- Input records -
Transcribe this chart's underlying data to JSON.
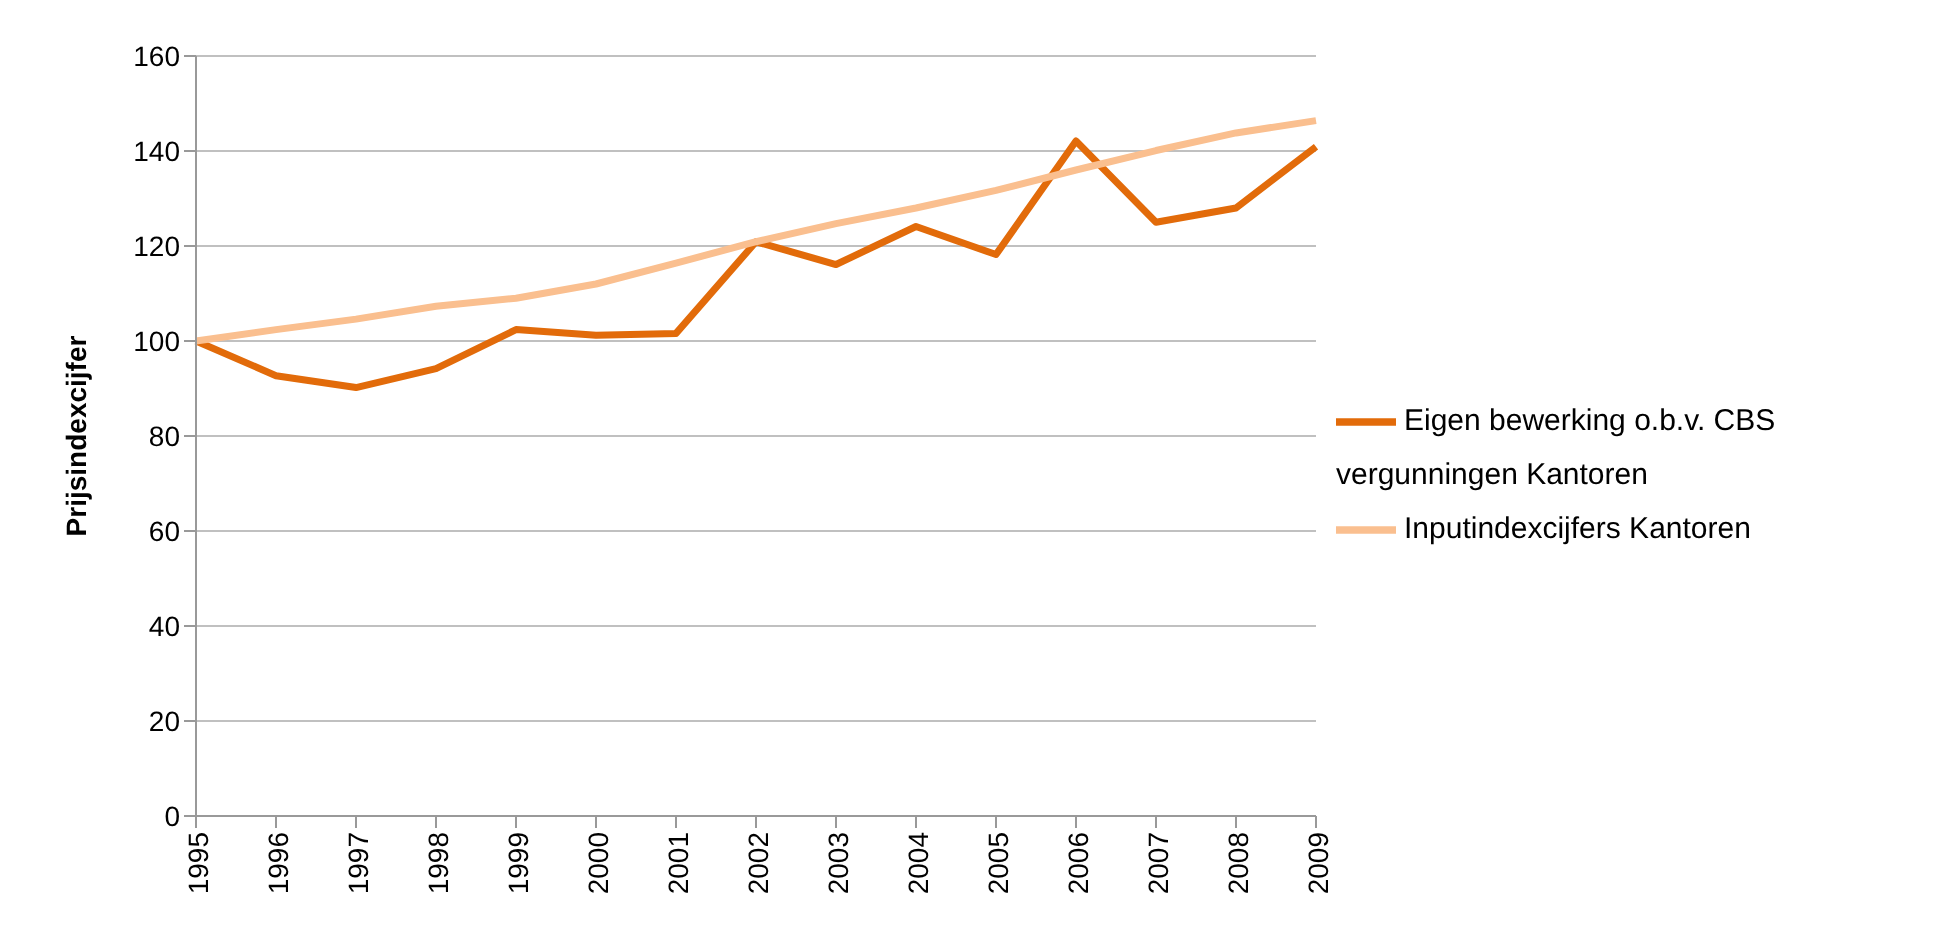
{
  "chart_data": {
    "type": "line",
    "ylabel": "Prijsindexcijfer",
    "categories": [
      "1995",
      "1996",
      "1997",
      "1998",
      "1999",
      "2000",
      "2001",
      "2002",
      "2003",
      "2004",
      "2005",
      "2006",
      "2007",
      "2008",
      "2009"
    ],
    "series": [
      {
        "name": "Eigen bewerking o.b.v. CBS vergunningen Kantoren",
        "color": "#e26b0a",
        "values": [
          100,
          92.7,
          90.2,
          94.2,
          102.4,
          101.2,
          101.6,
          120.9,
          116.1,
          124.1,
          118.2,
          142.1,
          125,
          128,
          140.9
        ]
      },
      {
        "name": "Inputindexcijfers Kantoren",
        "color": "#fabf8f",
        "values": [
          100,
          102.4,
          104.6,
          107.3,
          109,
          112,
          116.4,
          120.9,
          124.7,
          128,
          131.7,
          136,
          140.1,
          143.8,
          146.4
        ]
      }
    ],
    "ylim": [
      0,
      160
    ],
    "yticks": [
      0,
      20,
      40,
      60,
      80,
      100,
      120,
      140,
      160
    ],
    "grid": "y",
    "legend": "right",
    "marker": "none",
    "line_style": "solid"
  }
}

- Task goal -
Check each line of the records above for the string "name", and report every line that has it.

- Solution to this task -
        "name": "Eigen bewerking o.b.v. CBS vergunningen Kantoren",
        "name": "Inputindexcijfers Kantoren",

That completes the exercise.